Aim of the task
Reproduce every entry below precisely; do not include the pictures.

══ Dataset extract

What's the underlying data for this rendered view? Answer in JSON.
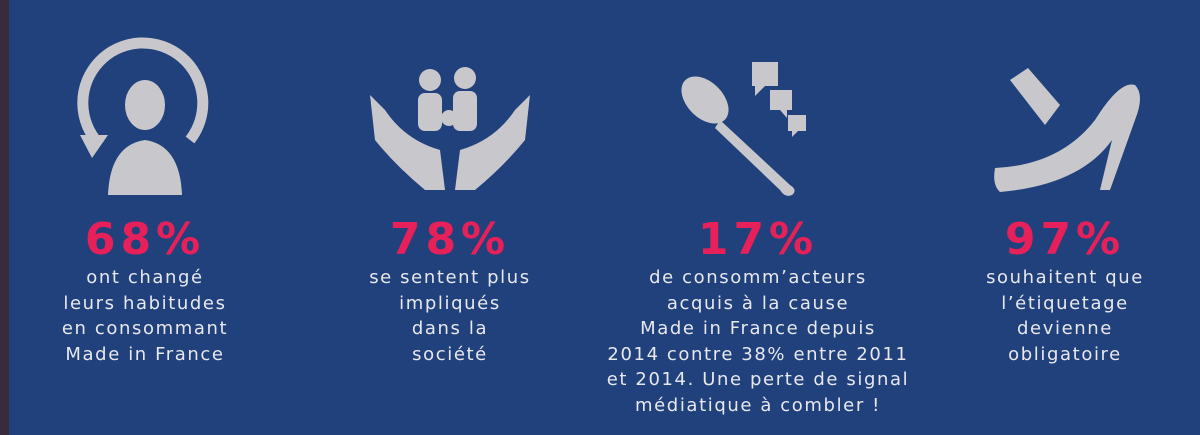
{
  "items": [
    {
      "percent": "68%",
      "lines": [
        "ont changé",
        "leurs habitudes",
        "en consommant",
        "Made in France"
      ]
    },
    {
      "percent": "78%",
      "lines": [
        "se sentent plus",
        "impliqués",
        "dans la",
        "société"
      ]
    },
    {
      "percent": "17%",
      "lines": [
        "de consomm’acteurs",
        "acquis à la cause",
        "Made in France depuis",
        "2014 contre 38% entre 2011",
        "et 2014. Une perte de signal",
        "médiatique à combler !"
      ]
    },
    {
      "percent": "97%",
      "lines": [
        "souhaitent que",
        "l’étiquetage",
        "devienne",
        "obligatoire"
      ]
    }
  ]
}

════

Answer below
What's the underlying data for this rendered view? Answer in JSON.
{
  "items": [
    {
      "percent": "68%",
      "lines": [
        "ont changé",
        "leurs habitudes",
        "en consommant",
        "Made in France"
      ]
    },
    {
      "percent": "78%",
      "lines": [
        "se sentent plus",
        "impliqués",
        "dans la",
        "société"
      ]
    },
    {
      "percent": "17%",
      "lines": [
        "de consomm’acteurs",
        "acquis à la cause",
        "Made in France depuis",
        "2014 contre 38% entre 2011",
        "et 2014. Une perte de signal",
        "médiatique à combler !"
      ]
    },
    {
      "percent": "97%",
      "lines": [
        "souhaitent que",
        "l’étiquetage",
        "devienne",
        "obligatoire"
      ]
    }
  ]
}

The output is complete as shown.